Tasks to complete:
a - Answer these questions about the clustering walkthrough below:
(i) Which criterion is passed to Optimal_Clusters_KMeans?
(ii) What size is listed for cluster 1 in the k-means silhouette output?
(iii) What average silhouette width is listed for cluster 2 in the pam silhouette output?
b - List each distinct value given for the FUNcluster argument in the fviz_nbclust calls of the clustering walkthrough below.

Text passage:
━━━━━━━━━━━━━━━━
Before k-means, pam and hierarhical clusterization is performed it’s best to check an the amount of potential clusters which we can used. Therefore i choosed Optimal Clusters Kmeans methods using Silhouette criterion.
Silhuette method
K1<-Optimal_Clusters_KMeans(data, max_clusters=10, plot_clusters=TRUE, criterion="silhouette")
k1.1 = fviz_nbclust(data, FUNcluster = kmeans, method = "silhouette") + theme_minimal()
k1.1
k2 = fviz_nbclust(data, FUNcluster = cluster::pam, method = "silhouette") + theme_minimal()
k2
k3 = fviz_nbclust(data, FUNcluster = hcut, method = "silhouette") + theme_minimal()
k3
k-means method - 2
pam method - 2
hierarchical methods -2
#install.packages("fpc")
library(fpc)
km<-eclust(data, "kmeans", hc_metric="euclidean",k=2)
a1 = fviz_silhouette(km)
## cluster size ave.sil.width
## 1 1 177 0.55
## 2 2 78 0.43
b1 = fviz_cluster(km, data = data, elipse.type = "convex", main = "2 clusters") + theme_minimal()
grid.arrange(a1, b1, ncol=2)
To summarize our data wass plitted into 2 clusters where red cluster gathered more countries with higher population .
k2 = fviz_nbclust(data, FUNcluster = cluster::pam, method = "silhouette") + theme_minimal()
k2
For pam clustering the best to choose 2
cm = eclust(data, "pam", k = 2, graph = FALSE)
pam1 = fviz_silhouette(cm)
## cluster size ave.sil.width
## 1 1 97 0.37
## 2 2 158 0.54
pam2 = fviz_cluster(cm, data = data, elipse.type = "convex", main = "2 clusters") + theme_minimal()
grid.arrange(pam1, pam2, ncol = 2)
━━━━━━━━━━━━━━━━
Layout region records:
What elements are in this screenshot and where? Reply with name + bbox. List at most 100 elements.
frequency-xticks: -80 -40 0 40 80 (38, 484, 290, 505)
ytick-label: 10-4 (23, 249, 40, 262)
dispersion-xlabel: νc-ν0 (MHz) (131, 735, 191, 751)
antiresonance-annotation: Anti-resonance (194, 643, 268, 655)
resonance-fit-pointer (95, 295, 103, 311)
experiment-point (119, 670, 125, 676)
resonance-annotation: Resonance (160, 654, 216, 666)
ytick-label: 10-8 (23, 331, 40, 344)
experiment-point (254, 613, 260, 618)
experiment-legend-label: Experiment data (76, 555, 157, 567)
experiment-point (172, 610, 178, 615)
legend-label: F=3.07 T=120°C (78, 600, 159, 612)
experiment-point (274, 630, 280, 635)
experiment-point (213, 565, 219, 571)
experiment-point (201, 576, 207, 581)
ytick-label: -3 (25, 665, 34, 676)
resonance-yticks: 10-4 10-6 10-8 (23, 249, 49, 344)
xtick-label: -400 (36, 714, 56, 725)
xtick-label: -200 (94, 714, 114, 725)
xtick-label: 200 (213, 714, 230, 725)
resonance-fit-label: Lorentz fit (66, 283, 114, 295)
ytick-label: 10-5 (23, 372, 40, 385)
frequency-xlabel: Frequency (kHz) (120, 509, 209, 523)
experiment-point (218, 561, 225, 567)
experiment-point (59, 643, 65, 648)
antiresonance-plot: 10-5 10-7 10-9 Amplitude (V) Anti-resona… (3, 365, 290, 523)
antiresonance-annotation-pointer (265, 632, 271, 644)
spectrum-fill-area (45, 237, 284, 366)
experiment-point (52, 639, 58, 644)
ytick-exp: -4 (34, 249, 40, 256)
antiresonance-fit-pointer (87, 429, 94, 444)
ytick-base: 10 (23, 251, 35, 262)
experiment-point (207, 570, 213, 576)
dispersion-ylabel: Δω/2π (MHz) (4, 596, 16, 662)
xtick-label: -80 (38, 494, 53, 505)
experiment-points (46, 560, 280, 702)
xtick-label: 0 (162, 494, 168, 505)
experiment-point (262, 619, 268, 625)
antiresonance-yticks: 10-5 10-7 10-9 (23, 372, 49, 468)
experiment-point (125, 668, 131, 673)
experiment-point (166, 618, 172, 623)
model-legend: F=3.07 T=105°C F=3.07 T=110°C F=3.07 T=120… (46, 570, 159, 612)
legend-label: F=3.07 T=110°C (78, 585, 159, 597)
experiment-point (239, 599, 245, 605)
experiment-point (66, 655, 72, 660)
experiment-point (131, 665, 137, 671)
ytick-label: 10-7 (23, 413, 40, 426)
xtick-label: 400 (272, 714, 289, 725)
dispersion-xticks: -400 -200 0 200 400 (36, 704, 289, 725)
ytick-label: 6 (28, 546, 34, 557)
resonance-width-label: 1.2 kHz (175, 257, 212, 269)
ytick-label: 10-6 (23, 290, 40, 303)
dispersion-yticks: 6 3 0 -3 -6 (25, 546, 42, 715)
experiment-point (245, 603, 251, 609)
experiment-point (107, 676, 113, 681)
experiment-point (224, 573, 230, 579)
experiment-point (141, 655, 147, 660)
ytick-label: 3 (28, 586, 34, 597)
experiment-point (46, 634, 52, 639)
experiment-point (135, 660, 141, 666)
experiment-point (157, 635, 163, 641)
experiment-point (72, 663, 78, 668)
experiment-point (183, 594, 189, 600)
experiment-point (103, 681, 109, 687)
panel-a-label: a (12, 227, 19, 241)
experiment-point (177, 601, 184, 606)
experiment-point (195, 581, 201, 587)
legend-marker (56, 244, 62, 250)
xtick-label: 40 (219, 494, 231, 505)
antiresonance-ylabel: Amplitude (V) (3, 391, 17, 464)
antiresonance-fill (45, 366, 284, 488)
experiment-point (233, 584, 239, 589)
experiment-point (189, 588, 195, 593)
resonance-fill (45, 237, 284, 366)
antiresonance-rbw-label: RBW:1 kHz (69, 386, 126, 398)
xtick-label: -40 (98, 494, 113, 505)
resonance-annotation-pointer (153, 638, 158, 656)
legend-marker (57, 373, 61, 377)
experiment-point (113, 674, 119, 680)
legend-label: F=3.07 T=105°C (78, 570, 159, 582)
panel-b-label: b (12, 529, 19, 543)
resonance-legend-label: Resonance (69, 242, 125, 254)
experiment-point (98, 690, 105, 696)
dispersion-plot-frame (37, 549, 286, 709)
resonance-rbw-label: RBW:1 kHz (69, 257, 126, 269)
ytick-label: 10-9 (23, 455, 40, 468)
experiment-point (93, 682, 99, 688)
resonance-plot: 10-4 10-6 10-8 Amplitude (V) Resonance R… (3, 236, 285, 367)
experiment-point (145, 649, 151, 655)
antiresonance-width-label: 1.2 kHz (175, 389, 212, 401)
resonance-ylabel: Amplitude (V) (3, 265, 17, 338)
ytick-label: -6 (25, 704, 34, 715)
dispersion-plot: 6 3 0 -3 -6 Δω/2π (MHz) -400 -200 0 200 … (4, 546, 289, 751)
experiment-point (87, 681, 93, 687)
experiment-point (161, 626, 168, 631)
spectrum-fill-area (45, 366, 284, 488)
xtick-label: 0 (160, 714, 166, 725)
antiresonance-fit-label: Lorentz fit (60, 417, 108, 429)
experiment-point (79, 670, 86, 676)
━━━━━━━━━━━━━━━━
Results by task:
a -
(i) silhouette
(ii) 177
(iii) 0.54

b -
kmeans
cluster::pam
hcut